Transcribe each line exactly.

** BEGIN SUPPLIED MATERIAL **

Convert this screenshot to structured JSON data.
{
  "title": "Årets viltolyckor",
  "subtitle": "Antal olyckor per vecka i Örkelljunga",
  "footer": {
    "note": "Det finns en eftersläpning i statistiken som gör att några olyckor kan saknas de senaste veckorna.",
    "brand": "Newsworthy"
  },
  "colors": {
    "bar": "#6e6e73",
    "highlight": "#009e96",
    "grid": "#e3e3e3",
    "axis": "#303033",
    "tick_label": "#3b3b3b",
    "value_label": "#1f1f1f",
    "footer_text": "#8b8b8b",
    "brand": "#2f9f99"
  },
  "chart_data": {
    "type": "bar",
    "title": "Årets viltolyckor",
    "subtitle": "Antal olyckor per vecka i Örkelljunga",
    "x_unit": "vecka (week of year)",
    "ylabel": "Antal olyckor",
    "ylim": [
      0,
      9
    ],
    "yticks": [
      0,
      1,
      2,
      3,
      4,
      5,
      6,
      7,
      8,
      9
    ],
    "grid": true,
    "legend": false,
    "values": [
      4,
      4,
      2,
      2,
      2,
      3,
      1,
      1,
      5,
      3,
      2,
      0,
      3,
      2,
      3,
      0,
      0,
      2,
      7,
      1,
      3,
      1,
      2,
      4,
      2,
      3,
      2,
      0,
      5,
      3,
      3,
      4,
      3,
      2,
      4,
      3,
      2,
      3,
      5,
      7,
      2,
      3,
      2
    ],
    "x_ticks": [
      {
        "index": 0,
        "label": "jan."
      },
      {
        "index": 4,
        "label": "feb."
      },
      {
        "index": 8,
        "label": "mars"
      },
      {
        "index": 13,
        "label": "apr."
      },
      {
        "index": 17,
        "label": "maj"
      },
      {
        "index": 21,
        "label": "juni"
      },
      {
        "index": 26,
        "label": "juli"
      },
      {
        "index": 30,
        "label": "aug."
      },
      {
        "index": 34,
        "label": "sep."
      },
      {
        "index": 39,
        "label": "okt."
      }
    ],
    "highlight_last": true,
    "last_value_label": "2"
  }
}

** END SUPPLIED MATERIAL **

(RESPONSE FOR THIS EXERCISE):
Convert this screenshot to structured JSON data.
{
  "title": "Årets viltolyckor",
  "subtitle": "Antal olyckor per vecka i Örkelljunga",
  "footer": {
    "note": "Det finns en eftersläpning i statistiken som gör att några olyckor kan saknas de senaste veckorna.",
    "brand": "Newsworthy"
  },
  "colors": {
    "bar": "#6e6e73",
    "highlight": "#009e96",
    "grid": "#e3e3e3",
    "axis": "#303033",
    "tick_label": "#3b3b3b",
    "value_label": "#1f1f1f",
    "footer_text": "#8b8b8b",
    "brand": "#2f9f99"
  },
  "chart_data": {
    "type": "bar",
    "title": "Årets viltolyckor",
    "subtitle": "Antal olyckor per vecka i Örkelljunga",
    "x_unit": "vecka (week of year)",
    "ylabel": "Antal olyckor",
    "ylim": [
      0,
      9
    ],
    "yticks": [
      0,
      1,
      2,
      3,
      4,
      5,
      6,
      7,
      8,
      9
    ],
    "grid": true,
    "legend": false,
    "values": [
      4,
      4,
      2,
      2,
      2,
      3,
      1,
      1,
      5,
      3,
      2,
      0,
      3,
      2,
      3,
      0,
      0,
      2,
      7,
      1,
      3,
      1,
      2,
      4,
      2,
      3,
      2,
      0,
      5,
      3,
      3,
      4,
      3,
      2,
      4,
      3,
      2,
      3,
      5,
      7,
      2,
      3,
      2
    ],
    "x_ticks": [
      {
        "index": 0,
        "label": "jan."
      },
      {
        "index": 4,
        "label": "feb."
      },
      {
        "index": 8,
        "label": "mars"
      },
      {
        "index": 13,
        "label": "apr."
      },
      {
        "index": 17,
        "label": "maj"
      },
      {
        "index": 21,
        "label": "juni"
      },
      {
        "index": 26,
        "label": "juli"
      },
      {
        "index": 30,
        "label": "aug."
      },
      {
        "index": 34,
        "label": "sep."
      },
      {
        "index": 39,
        "label": "okt."
      }
    ],
    "highlight_last": true,
    "last_value_label": "2"
  }
}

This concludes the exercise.